Aim>
Exclude any images and output the remaining records exactly.

Start Data provided

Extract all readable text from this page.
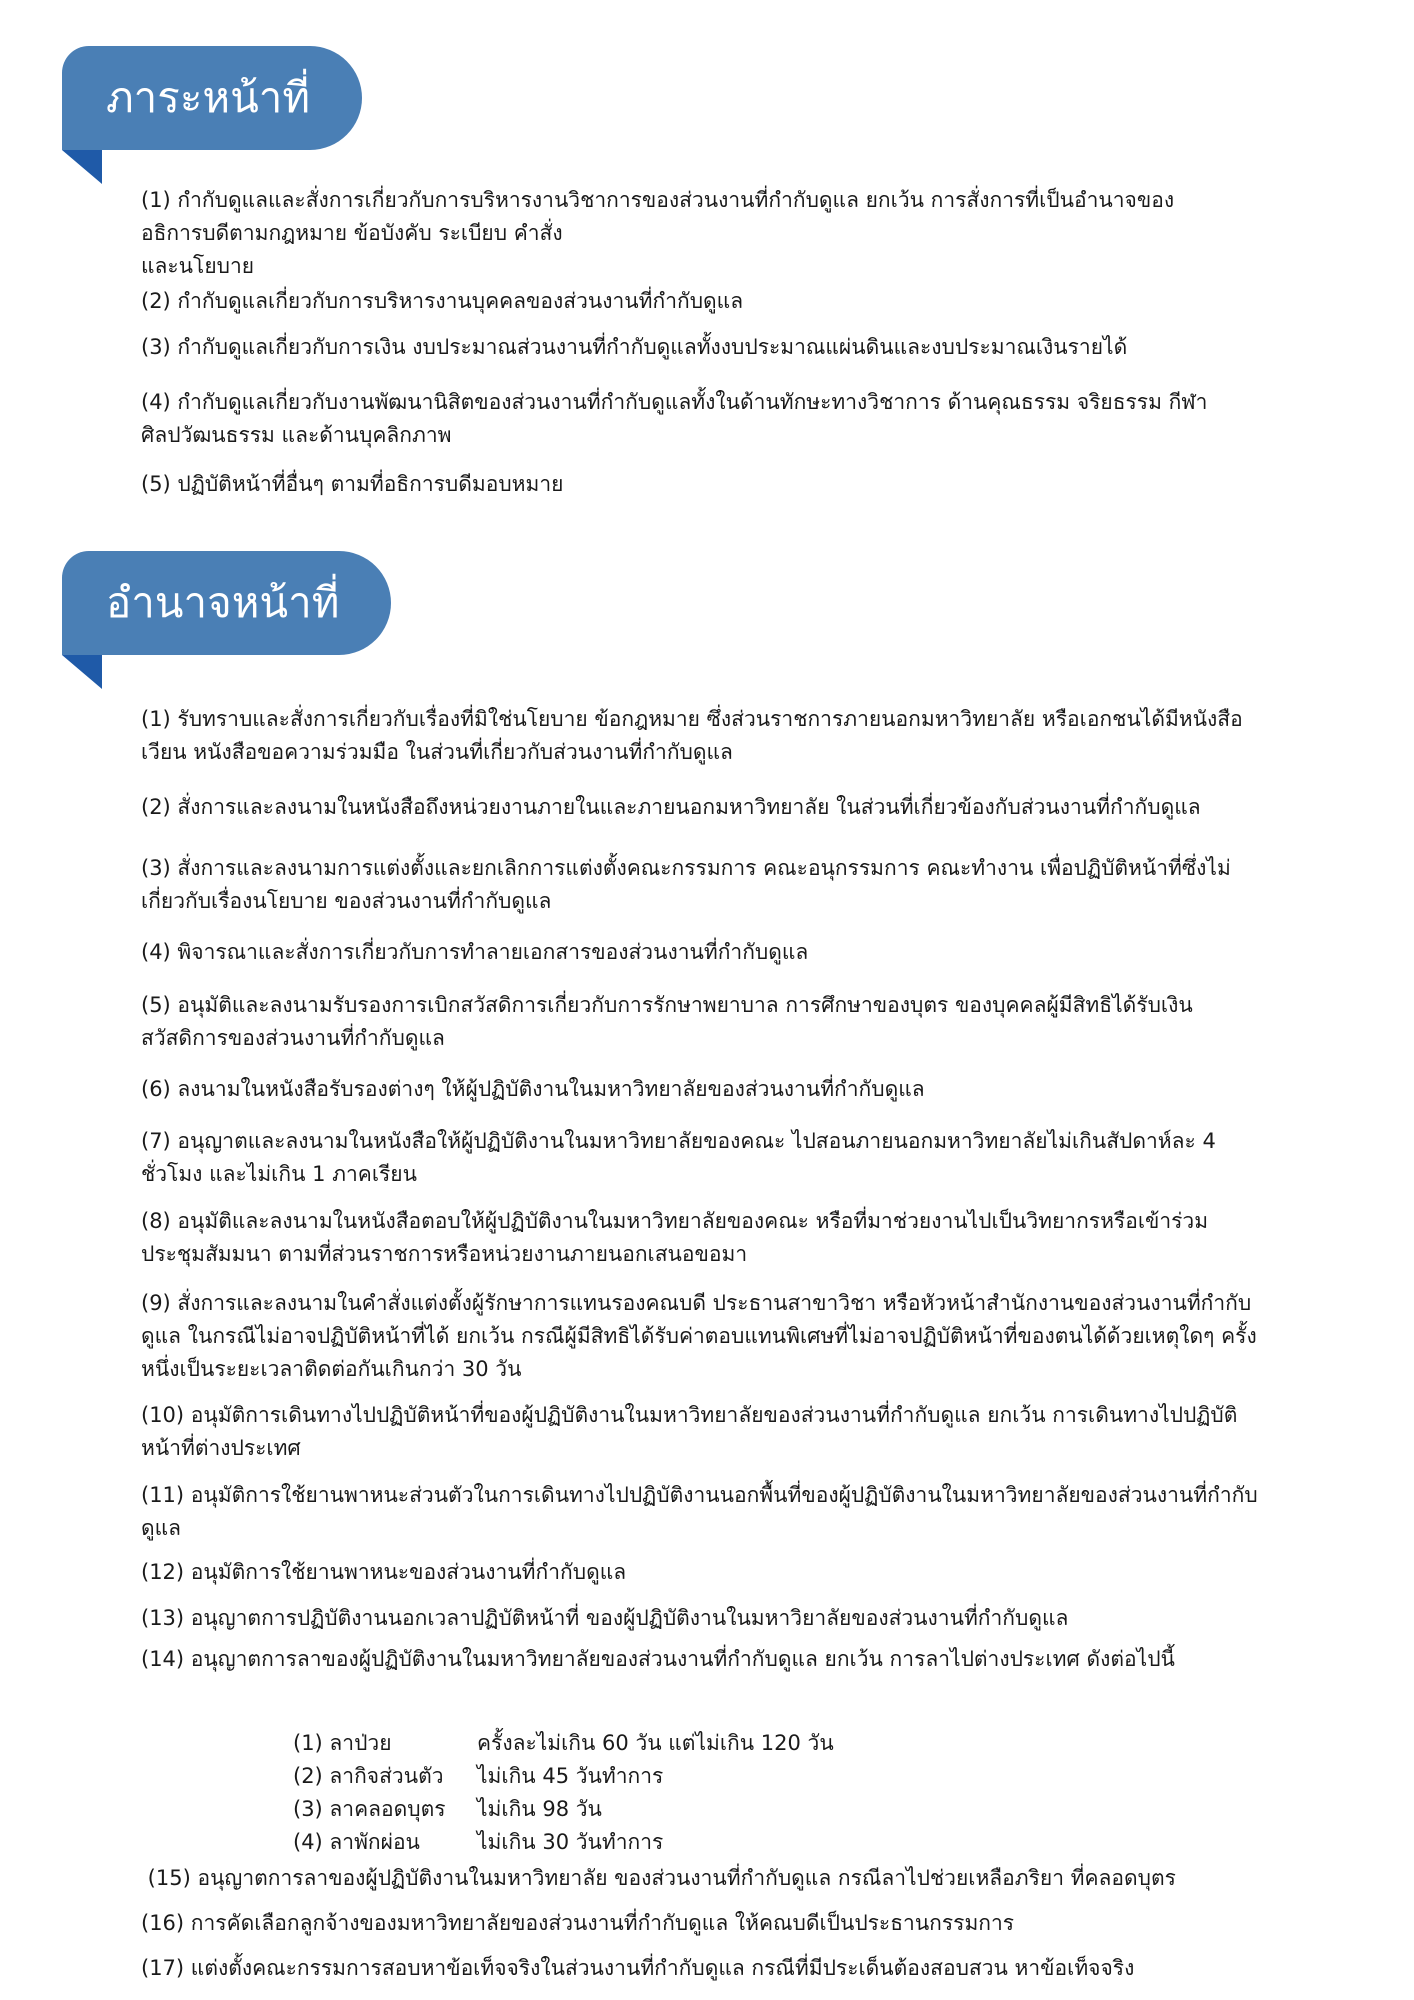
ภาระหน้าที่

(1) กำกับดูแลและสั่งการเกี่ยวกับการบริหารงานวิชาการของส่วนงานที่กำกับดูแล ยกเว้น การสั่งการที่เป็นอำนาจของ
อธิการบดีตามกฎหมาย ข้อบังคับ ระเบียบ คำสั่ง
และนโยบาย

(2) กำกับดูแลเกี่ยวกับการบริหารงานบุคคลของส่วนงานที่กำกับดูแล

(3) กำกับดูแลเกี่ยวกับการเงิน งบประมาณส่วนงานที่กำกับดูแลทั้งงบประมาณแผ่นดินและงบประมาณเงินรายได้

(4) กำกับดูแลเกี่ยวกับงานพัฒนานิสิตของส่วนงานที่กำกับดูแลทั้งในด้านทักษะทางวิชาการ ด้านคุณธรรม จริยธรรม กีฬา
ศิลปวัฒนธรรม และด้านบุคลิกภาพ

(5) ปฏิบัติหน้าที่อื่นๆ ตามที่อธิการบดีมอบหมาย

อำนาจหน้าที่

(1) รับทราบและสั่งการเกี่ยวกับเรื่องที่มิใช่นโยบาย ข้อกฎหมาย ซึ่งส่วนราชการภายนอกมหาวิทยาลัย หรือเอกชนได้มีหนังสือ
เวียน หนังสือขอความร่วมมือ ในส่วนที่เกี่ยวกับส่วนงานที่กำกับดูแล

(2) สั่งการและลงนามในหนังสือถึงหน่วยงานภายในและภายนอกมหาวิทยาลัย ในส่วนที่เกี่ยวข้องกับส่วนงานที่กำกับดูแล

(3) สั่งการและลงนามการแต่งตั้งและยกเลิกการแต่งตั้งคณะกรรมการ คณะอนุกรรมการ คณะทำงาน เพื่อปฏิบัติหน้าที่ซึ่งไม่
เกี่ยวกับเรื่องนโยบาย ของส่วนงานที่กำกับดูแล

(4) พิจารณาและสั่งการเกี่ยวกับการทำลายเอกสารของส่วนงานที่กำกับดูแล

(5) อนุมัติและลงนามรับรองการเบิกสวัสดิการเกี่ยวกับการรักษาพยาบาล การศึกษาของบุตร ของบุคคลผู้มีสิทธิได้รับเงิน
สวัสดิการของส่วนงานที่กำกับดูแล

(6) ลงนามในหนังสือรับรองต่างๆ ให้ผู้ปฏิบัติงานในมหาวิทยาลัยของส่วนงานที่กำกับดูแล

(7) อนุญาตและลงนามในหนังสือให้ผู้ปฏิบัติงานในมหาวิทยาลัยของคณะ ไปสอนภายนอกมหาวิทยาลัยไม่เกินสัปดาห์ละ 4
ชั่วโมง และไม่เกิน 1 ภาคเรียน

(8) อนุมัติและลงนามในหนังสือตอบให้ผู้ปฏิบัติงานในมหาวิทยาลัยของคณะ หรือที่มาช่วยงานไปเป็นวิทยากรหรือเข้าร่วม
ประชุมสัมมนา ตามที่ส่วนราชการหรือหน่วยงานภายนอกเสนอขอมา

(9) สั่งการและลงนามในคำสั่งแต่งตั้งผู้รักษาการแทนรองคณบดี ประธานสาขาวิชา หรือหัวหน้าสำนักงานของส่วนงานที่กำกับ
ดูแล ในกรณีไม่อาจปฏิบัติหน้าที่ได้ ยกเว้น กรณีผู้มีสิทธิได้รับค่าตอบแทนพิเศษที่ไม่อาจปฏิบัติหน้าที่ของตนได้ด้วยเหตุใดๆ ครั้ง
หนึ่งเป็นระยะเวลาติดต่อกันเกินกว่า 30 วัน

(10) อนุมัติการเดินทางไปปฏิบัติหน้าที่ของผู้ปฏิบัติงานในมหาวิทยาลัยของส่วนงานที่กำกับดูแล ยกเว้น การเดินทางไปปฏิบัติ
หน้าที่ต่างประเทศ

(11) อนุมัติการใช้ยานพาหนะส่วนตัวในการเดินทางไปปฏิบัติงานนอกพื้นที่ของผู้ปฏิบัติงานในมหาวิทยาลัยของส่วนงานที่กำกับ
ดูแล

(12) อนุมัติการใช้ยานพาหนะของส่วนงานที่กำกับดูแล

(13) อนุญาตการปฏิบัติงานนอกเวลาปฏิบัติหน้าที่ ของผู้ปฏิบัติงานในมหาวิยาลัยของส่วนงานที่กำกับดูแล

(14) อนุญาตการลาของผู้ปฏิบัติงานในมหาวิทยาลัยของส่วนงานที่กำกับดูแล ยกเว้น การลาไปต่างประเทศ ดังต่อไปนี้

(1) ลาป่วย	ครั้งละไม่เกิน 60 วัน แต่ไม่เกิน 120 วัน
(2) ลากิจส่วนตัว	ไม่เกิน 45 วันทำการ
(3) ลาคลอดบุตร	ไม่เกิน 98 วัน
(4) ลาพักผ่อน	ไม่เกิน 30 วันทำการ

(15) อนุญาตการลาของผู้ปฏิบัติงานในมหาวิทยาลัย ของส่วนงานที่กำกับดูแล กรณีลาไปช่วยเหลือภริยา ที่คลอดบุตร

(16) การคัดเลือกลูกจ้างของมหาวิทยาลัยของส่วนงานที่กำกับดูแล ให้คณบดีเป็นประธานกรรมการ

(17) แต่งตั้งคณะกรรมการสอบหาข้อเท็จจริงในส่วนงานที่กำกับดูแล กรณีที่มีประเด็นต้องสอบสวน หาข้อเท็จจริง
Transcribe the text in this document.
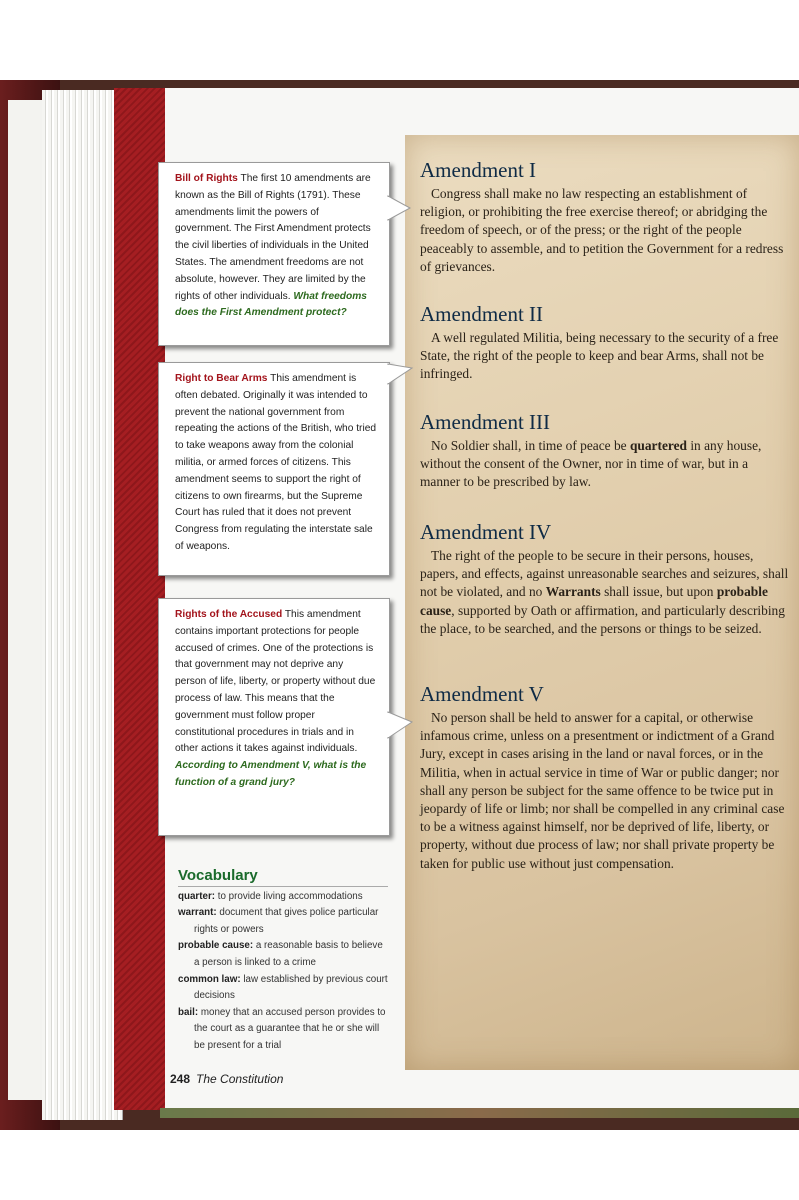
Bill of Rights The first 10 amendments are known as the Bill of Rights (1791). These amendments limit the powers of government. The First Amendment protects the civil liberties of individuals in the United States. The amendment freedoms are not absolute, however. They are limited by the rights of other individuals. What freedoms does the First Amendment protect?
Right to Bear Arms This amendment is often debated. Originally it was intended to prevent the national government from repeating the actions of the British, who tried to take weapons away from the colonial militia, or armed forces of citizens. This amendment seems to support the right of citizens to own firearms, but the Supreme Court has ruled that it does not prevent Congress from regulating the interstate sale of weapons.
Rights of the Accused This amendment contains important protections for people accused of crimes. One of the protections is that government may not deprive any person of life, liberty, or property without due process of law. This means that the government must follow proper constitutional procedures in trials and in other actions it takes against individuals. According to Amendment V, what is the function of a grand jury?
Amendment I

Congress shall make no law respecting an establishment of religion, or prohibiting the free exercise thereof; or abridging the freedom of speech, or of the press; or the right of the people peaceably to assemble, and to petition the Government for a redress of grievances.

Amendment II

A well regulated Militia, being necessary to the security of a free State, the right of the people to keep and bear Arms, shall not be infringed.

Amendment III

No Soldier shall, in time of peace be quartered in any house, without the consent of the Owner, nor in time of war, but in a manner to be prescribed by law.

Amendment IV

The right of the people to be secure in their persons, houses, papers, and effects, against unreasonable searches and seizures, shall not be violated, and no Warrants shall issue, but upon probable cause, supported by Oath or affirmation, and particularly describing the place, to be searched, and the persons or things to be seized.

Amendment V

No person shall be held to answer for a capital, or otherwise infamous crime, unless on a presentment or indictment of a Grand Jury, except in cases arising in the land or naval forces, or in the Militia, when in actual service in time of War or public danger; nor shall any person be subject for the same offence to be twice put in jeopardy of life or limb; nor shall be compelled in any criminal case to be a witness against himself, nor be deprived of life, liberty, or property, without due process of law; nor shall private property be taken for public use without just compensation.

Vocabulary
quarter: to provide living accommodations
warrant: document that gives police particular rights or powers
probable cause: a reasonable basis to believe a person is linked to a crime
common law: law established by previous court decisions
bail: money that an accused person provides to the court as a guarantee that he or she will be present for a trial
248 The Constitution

End Data provided

Solution below>
Extract all readable text from this page.
ภาระหน้าที่

(1) กำกับดูแลและสั่งการเกี่ยวกับการบริหารงานวิชาการของส่วนงานที่กำกับดูแล ยกเว้น การสั่งการที่เป็นอำนาจของ
อธิการบดีตามกฎหมาย ข้อบังคับ ระเบียบ คำสั่ง
และนโยบาย

(2) กำกับดูแลเกี่ยวกับการบริหารงานบุคคลของส่วนงานที่กำกับดูแล

(3) กำกับดูแลเกี่ยวกับการเงิน งบประมาณส่วนงานที่กำกับดูแลทั้งงบประมาณแผ่นดินและงบประมาณเงินรายได้

(4) กำกับดูแลเกี่ยวกับงานพัฒนานิสิตของส่วนงานที่กำกับดูแลทั้งในด้านทักษะทางวิชาการ ด้านคุณธรรม จริยธรรม กีฬา
ศิลปวัฒนธรรม และด้านบุคลิกภาพ

(5) ปฏิบัติหน้าที่อื่นๆ ตามที่อธิการบดีมอบหมาย

อำนาจหน้าที่

(1) รับทราบและสั่งการเกี่ยวกับเรื่องที่มิใช่นโยบาย ข้อกฎหมาย ซึ่งส่วนราชการภายนอกมหาวิทยาลัย หรือเอกชนได้มีหนังสือ
เวียน หนังสือขอความร่วมมือ ในส่วนที่เกี่ยวกับส่วนงานที่กำกับดูแล

(2) สั่งการและลงนามในหนังสือถึงหน่วยงานภายในและภายนอกมหาวิทยาลัย ในส่วนที่เกี่ยวข้องกับส่วนงานที่กำกับดูแล

(3) สั่งการและลงนามการแต่งตั้งและยกเลิกการแต่งตั้งคณะกรรมการ คณะอนุกรรมการ คณะทำงาน เพื่อปฏิบัติหน้าที่ซึ่งไม่
เกี่ยวกับเรื่องนโยบาย ของส่วนงานที่กำกับดูแล

(4) พิจารณาและสั่งการเกี่ยวกับการทำลายเอกสารของส่วนงานที่กำกับดูแล

(5) อนุมัติและลงนามรับรองการเบิกสวัสดิการเกี่ยวกับการรักษาพยาบาล การศึกษาของบุตร ของบุคคลผู้มีสิทธิได้รับเงิน
สวัสดิการของส่วนงานที่กำกับดูแล

(6) ลงนามในหนังสือรับรองต่างๆ ให้ผู้ปฏิบัติงานในมหาวิทยาลัยของส่วนงานที่กำกับดูแล

(7) อนุญาตและลงนามในหนังสือให้ผู้ปฏิบัติงานในมหาวิทยาลัยของคณะ ไปสอนภายนอกมหาวิทยาลัยไม่เกินสัปดาห์ละ 4
ชั่วโมง และไม่เกิน 1 ภาคเรียน

(8) อนุมัติและลงนามในหนังสือตอบให้ผู้ปฏิบัติงานในมหาวิทยาลัยของคณะ หรือที่มาช่วยงานไปเป็นวิทยากรหรือเข้าร่วม
ประชุมสัมมนา ตามที่ส่วนราชการหรือหน่วยงานภายนอกเสนอขอมา

(9) สั่งการและลงนามในคำสั่งแต่งตั้งผู้รักษาการแทนรองคณบดี ประธานสาขาวิชา หรือหัวหน้าสำนักงานของส่วนงานที่กำกับ
ดูแล ในกรณีไม่อาจปฏิบัติหน้าที่ได้ ยกเว้น กรณีผู้มีสิทธิได้รับค่าตอบแทนพิเศษที่ไม่อาจปฏิบัติหน้าที่ของตนได้ด้วยเหตุใดๆ ครั้ง
หนึ่งเป็นระยะเวลาติดต่อกันเกินกว่า 30 วัน

(10) อนุมัติการเดินทางไปปฏิบัติหน้าที่ของผู้ปฏิบัติงานในมหาวิทยาลัยของส่วนงานที่กำกับดูแล ยกเว้น การเดินทางไปปฏิบัติ
หน้าที่ต่างประเทศ

(11) อนุมัติการใช้ยานพาหนะส่วนตัวในการเดินทางไปปฏิบัติงานนอกพื้นที่ของผู้ปฏิบัติงานในมหาวิทยาลัยของส่วนงานที่กำกับ
ดูแล

(12) อนุมัติการใช้ยานพาหนะของส่วนงานที่กำกับดูแล

(13) อนุญาตการปฏิบัติงานนอกเวลาปฏิบัติหน้าที่ ของผู้ปฏิบัติงานในมหาวิยาลัยของส่วนงานที่กำกับดูแล

(14) อนุญาตการลาของผู้ปฏิบัติงานในมหาวิทยาลัยของส่วนงานที่กำกับดูแล ยกเว้น การลาไปต่างประเทศ ดังต่อไปนี้

(1) ลาป่วย	ครั้งละไม่เกิน 60 วัน แต่ไม่เกิน 120 วัน
(2) ลากิจส่วนตัว	ไม่เกิน 45 วันทำการ
(3) ลาคลอดบุตร	ไม่เกิน 98 วัน
(4) ลาพักผ่อน	ไม่เกิน 30 วันทำการ

(15) อนุญาตการลาของผู้ปฏิบัติงานในมหาวิทยาลัย ของส่วนงานที่กำกับดูแล กรณีลาไปช่วยเหลือภริยา ที่คลอดบุตร

(16) การคัดเลือกลูกจ้างของมหาวิทยาลัยของส่วนงานที่กำกับดูแล ให้คณบดีเป็นประธานกรรมการ

(17) แต่งตั้งคณะกรรมการสอบหาข้อเท็จจริงในส่วนงานที่กำกับดูแล กรณีที่มีประเด็นต้องสอบสวน หาข้อเท็จจริง
Transcribe the text in this document.
Bill of Rights The first 10 amendments are known as the Bill of Rights (1791). These amendments limit the powers of government. The First Amendment protects the civil liberties of individuals in the United States. The amendment freedoms are not absolute, however. They are limited by the rights of other individuals. What freedoms does the First Amendment protect?
Right to Bear Arms This amendment is often debated. Originally it was intended to prevent the national government from repeating the actions of the British, who tried to take weapons away from the colonial militia, or armed forces of citizens. This amendment seems to support the right of citizens to own firearms, but the Supreme Court has ruled that it does not prevent Congress from regulating the interstate sale of weapons.
Rights of the Accused This amendment contains important protections for people accused of crimes. One of the protections is that government may not deprive any person of life, liberty, or property without due process of law. This means that the government must follow proper constitutional procedures in trials and in other actions it takes against individuals. According to Amendment V, what is the function of a grand jury?
Amendment I

Congress shall make no law respecting an establishment of religion, or prohibiting the free exercise thereof; or abridging the freedom of speech, or of the press; or the right of the people peaceably to assemble, and to petition the Government for a redress of grievances.

Amendment II

A well regulated Militia, being necessary to the security of a free State, the right of the people to keep and bear Arms, shall not be infringed.

Amendment III

No Soldier shall, in time of peace be quartered in any house, without the consent of the Owner, nor in time of war, but in a manner to be prescribed by law.

Amendment IV

The right of the people to be secure in their persons, houses, papers, and effects, against unreasonable searches and seizures, shall not be violated, and no Warrants shall issue, but upon probable cause, supported by Oath or affirmation, and particularly describing the place, to be searched, and the persons or things to be seized.

Amendment V

No person shall be held to answer for a capital, or otherwise infamous crime, unless on a presentment or indictment of a Grand Jury, except in cases arising in the land or naval forces, or in the Militia, when in actual service in time of War or public danger; nor shall any person be subject for the same offence to be twice put in jeopardy of life or limb; nor shall be compelled in any criminal case to be a witness against himself, nor be deprived of life, liberty, or property, without due process of law; nor shall private property be taken for public use without just compensation.

Vocabulary
quarter: to provide living accommodations
warrant: document that gives police particular rights or powers
probable cause: a reasonable basis to believe a person is linked to a crime
common law: law established by previous court decisions
bail: money that an accused person provides to the court as a guarantee that he or she will be present for a trial
248 The Constitution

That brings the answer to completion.